→ **INSTRUCTION**: Find each line with the word "mężczyźni" and copy it.

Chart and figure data
....

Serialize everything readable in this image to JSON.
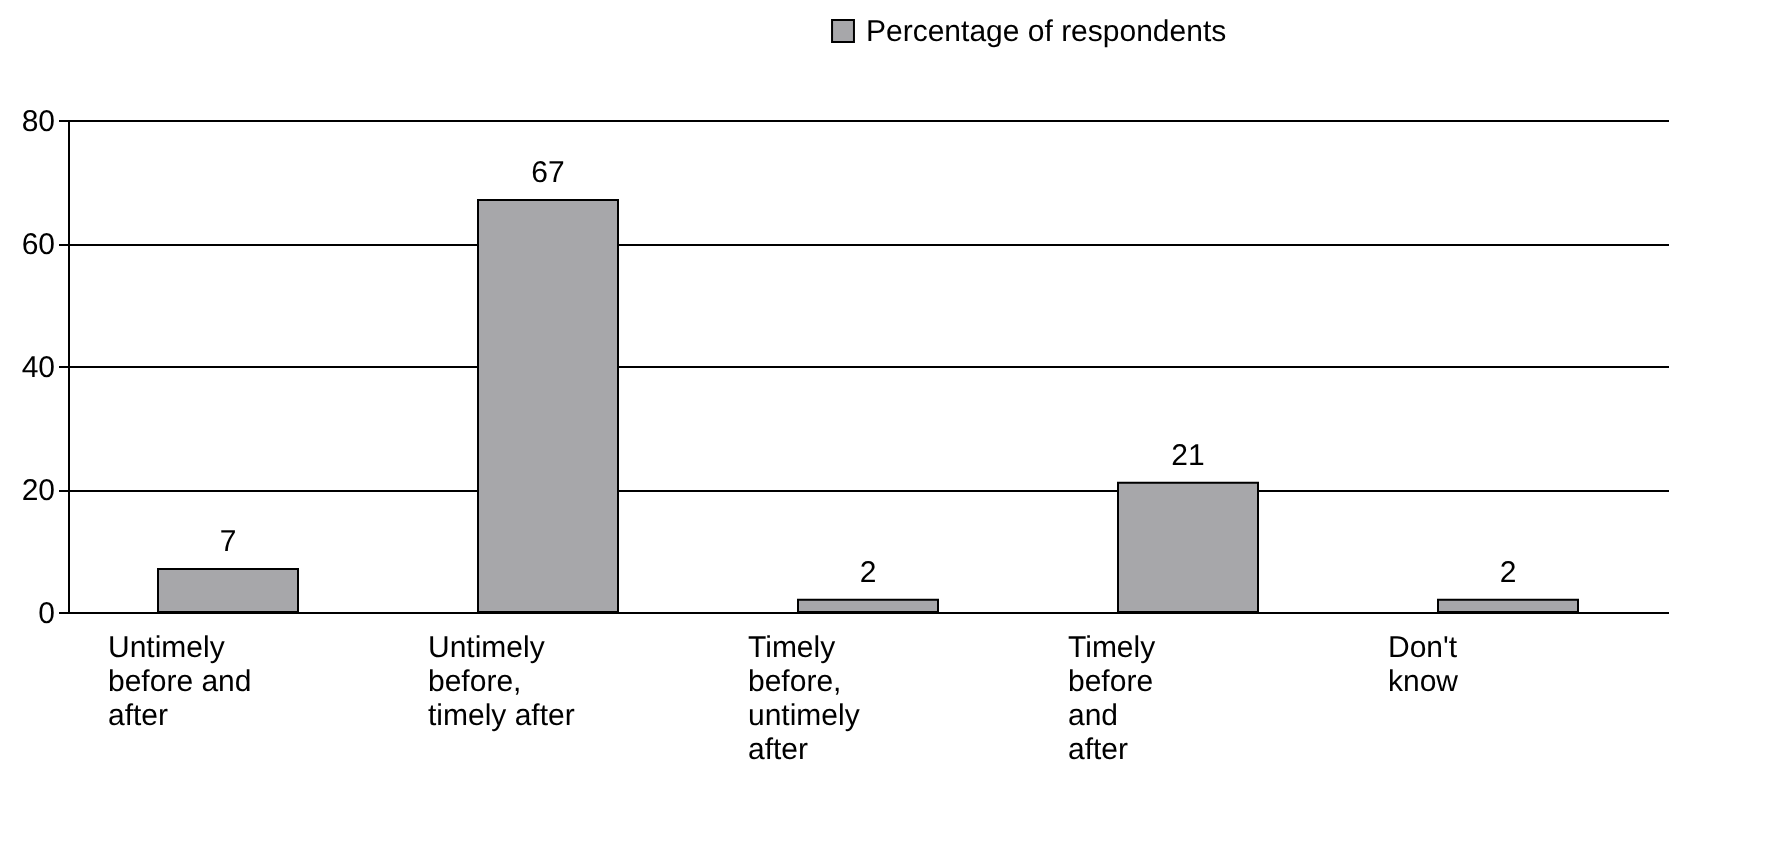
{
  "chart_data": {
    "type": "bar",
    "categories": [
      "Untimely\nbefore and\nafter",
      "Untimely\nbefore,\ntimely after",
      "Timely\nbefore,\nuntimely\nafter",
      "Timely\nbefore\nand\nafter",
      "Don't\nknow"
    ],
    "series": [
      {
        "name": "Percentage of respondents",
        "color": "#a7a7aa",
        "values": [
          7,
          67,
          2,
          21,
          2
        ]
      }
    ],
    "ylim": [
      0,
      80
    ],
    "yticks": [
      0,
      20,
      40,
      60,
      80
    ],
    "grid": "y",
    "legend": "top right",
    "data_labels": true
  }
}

....

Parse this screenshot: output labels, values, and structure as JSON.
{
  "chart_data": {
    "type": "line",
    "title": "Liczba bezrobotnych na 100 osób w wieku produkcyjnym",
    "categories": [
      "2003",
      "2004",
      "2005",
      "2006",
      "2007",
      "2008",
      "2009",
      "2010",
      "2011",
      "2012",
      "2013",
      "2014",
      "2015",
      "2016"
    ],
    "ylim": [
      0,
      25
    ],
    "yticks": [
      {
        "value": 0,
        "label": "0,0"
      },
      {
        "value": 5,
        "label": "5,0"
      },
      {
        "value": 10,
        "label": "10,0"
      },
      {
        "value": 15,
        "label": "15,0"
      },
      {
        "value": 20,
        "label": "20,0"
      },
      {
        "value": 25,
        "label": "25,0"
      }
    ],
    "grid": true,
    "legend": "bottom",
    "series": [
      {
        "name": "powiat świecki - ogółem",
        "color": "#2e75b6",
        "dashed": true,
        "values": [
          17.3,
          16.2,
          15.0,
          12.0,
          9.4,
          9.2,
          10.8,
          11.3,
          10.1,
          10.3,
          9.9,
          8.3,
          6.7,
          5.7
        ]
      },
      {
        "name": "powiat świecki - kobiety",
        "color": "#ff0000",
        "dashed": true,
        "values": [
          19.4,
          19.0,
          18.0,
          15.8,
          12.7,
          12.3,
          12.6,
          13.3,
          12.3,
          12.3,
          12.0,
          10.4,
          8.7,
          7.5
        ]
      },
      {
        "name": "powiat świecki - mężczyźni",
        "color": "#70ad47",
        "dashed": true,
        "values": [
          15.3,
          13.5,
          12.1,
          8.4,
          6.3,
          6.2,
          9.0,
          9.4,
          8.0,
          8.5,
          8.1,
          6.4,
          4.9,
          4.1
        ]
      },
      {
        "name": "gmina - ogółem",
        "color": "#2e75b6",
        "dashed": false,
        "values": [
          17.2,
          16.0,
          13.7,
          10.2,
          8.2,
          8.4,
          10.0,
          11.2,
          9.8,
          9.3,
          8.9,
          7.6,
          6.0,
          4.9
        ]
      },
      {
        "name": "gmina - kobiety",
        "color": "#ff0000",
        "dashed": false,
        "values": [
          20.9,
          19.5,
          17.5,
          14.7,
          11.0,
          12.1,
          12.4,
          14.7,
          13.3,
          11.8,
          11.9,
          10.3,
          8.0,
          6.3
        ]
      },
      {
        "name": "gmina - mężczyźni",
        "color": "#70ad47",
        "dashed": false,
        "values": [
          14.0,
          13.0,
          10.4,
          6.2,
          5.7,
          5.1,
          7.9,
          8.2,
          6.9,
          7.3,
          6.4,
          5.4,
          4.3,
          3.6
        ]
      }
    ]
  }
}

....

→ **WRITTEN SOLUTION**:
        "name": "powiat świecki - mężczyźni",
        "name": "gmina - mężczyźni",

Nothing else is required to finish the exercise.